:: GIVEN PROBLEM ::
Return only the count of lines in which the word "base" appears.

:: MATERIAL ::
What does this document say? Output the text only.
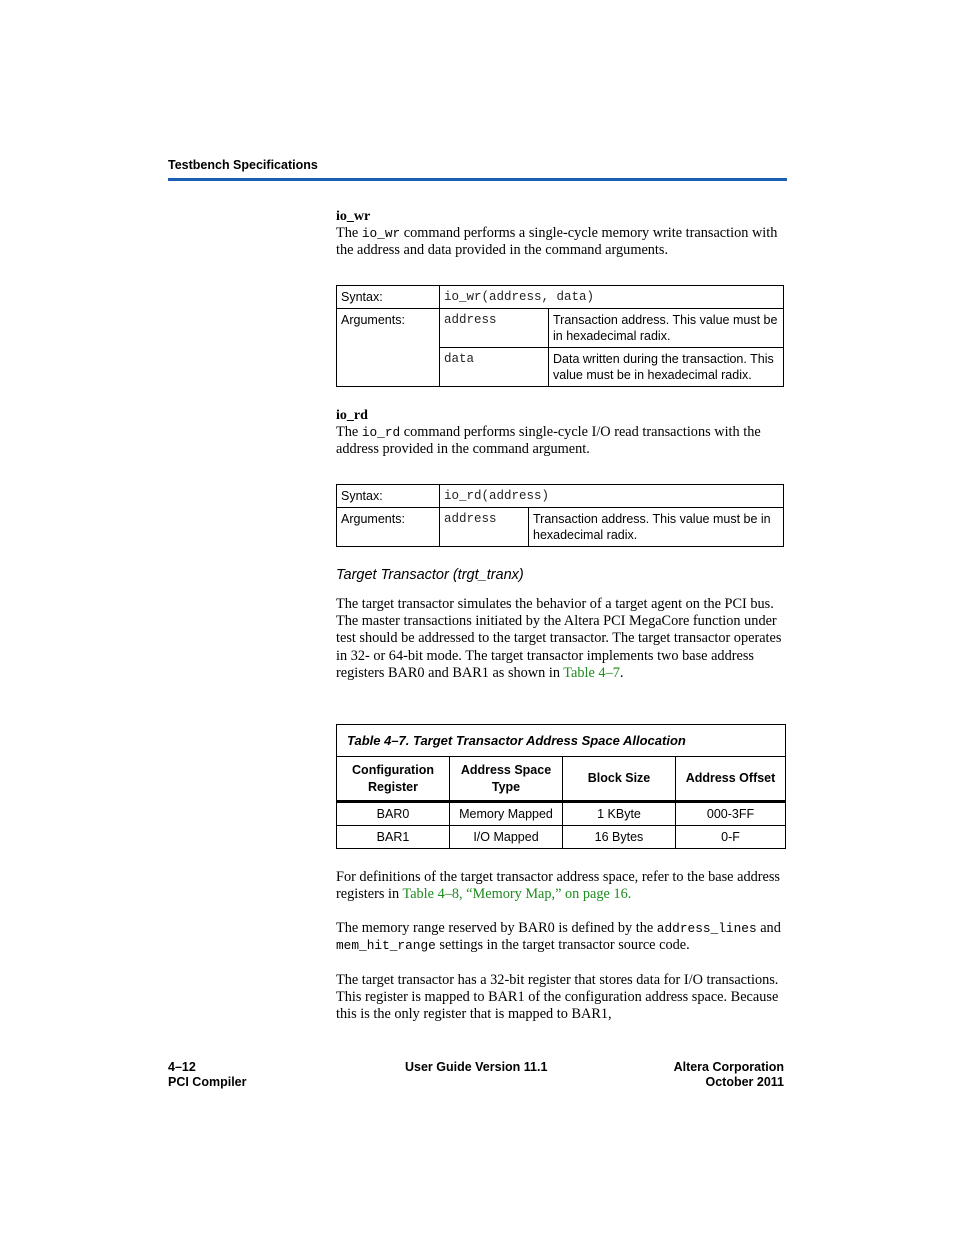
Testbench Specifications
io_wr
The io_wr command performs a single-cycle memory write transaction with the address and data provided in the command arguments.
Syntax:	io_wr(address, data)	
Arguments:	address	Transaction address. This value must be in hexadecimal radix.
	data	Data written during the transaction. This value must be in hexadecimal radix.
io_rd
The io_rd command performs single-cycle I/O read transactions with the address provided in the command argument.
Syntax:	io_rd(address)	
Arguments:	address	Transaction address. This value must be in hexadecimal radix.
Target Transactor (trgt_tranx)
The target transactor simulates the behavior of a target agent on the PCI bus. The master transactions initiated by the Altera PCI MegaCore function under test should be addressed to the target transactor. The target transactor operates in 32- or 64-bit mode. The target transactor implements two base address registers BAR0 and BAR1 as shown in Table 4–7.
Table 4–7. Target Transactor Address Space Allocation			
Configuration Register	Address Space Type	Block Size	Address Offset
BAR0	Memory Mapped	1 KByte	000-3FF
BAR1	I/O Mapped	16 Bytes	0-F
For definitions of the target transactor address space, refer to the base address registers in Table 4–8, “Memory Map,” on page 16.
The memory range reserved by BAR0 is defined by the address_lines and mem_hit_range settings in the target transactor source code.
The target transactor has a 32-bit register that stores data for I/O transactions. This register is mapped to BAR1 of the configuration address space. Because this is the only register that is mapped to BAR1,
4–12
PCI Compiler
User Guide Version 11.1	Altera Corporation
October 2011
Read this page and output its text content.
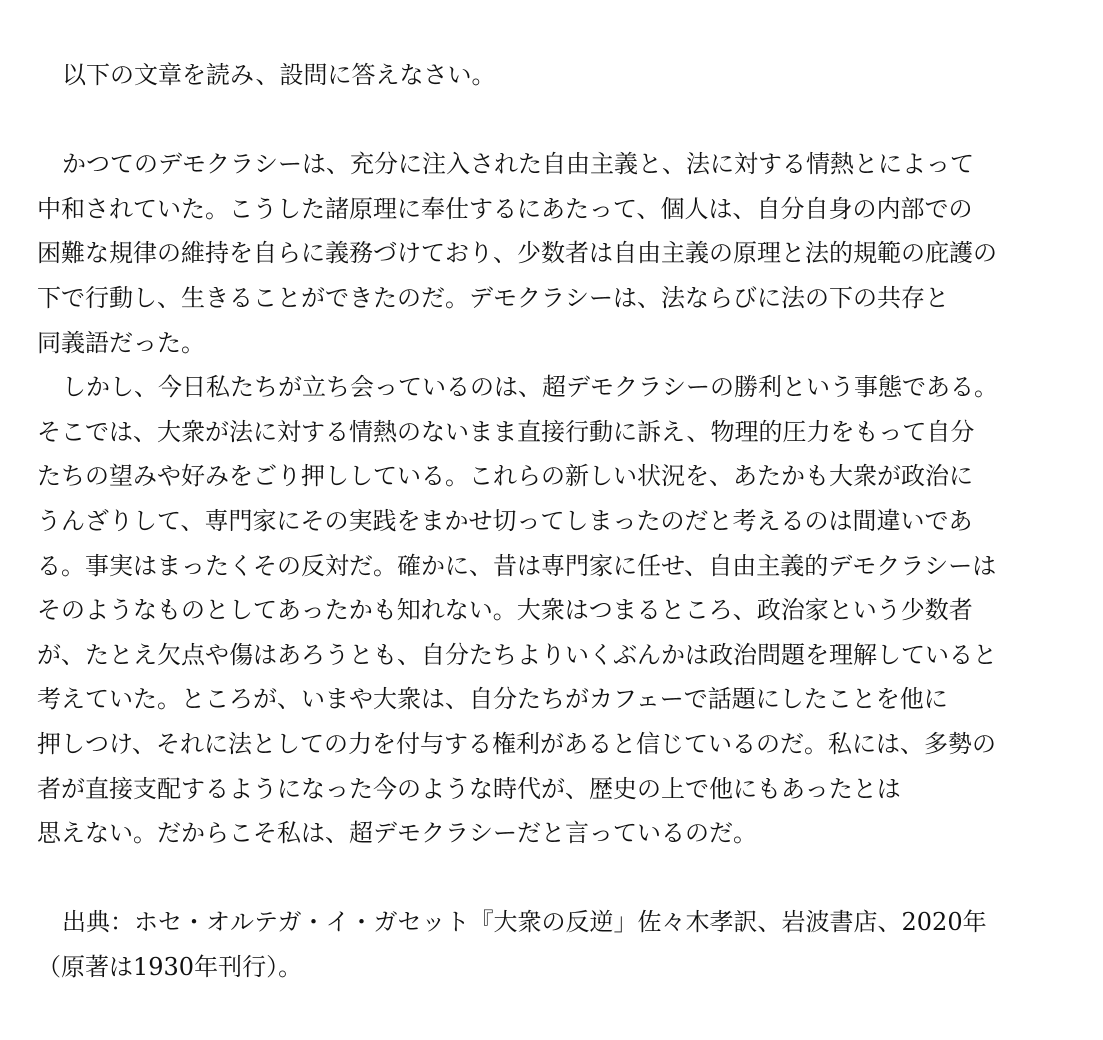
以下の文章を読み、設問に答えなさい。
かつてのデモクラシーは、充分に注入された自由主義と、法に対する情熱とによって
中和されていた。こうした諸原理に奉仕するにあたって、個人は、自分自身の内部での
困難な規律の維持を自らに義務づけており、少数者は自由主義の原理と法的規範の庇護の
下で行動し、生きることができたのだ。デモクラシーは、法ならびに法の下の共存と
同義語だった。
しかし、今日私たちが立ち会っているのは、超デモクラシーの勝利という事態である。
そこでは、大衆が法に対する情熱のないまま直接行動に訴え、物理的圧力をもって自分
たちの望みや好みをごり押ししている。これらの新しい状況を、あたかも大衆が政治に
うんざりして、専門家にその実践をまかせ切ってしまったのだと考えるのは間違いであ
る。事実はまったくその反対だ。確かに、昔は専門家に任せ、自由主義的デモクラシーは
そのようなものとしてあったかも知れない。大衆はつまるところ、政治家という少数者
が、たとえ欠点や傷はあろうとも、自分たちよりいくぶんかは政治問題を理解していると
考えていた。ところが、いまや大衆は、自分たちがカフェーで話題にしたことを他に
押しつけ、それに法としての力を付与する権利があると信じているのだ。私には、多勢の
者が直接支配するようになった今のような時代が、歴史の上で他にもあったとは
思えない。だからこそ私は、超デモクラシーだと言っているのだ。
出典：ホセ・オルテガ・イ・ガセット『大衆の反逆」佐々木孝訳、岩波書店、2020年
（原著は1930年刊行）。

:: EXERCISE RESULT ::
2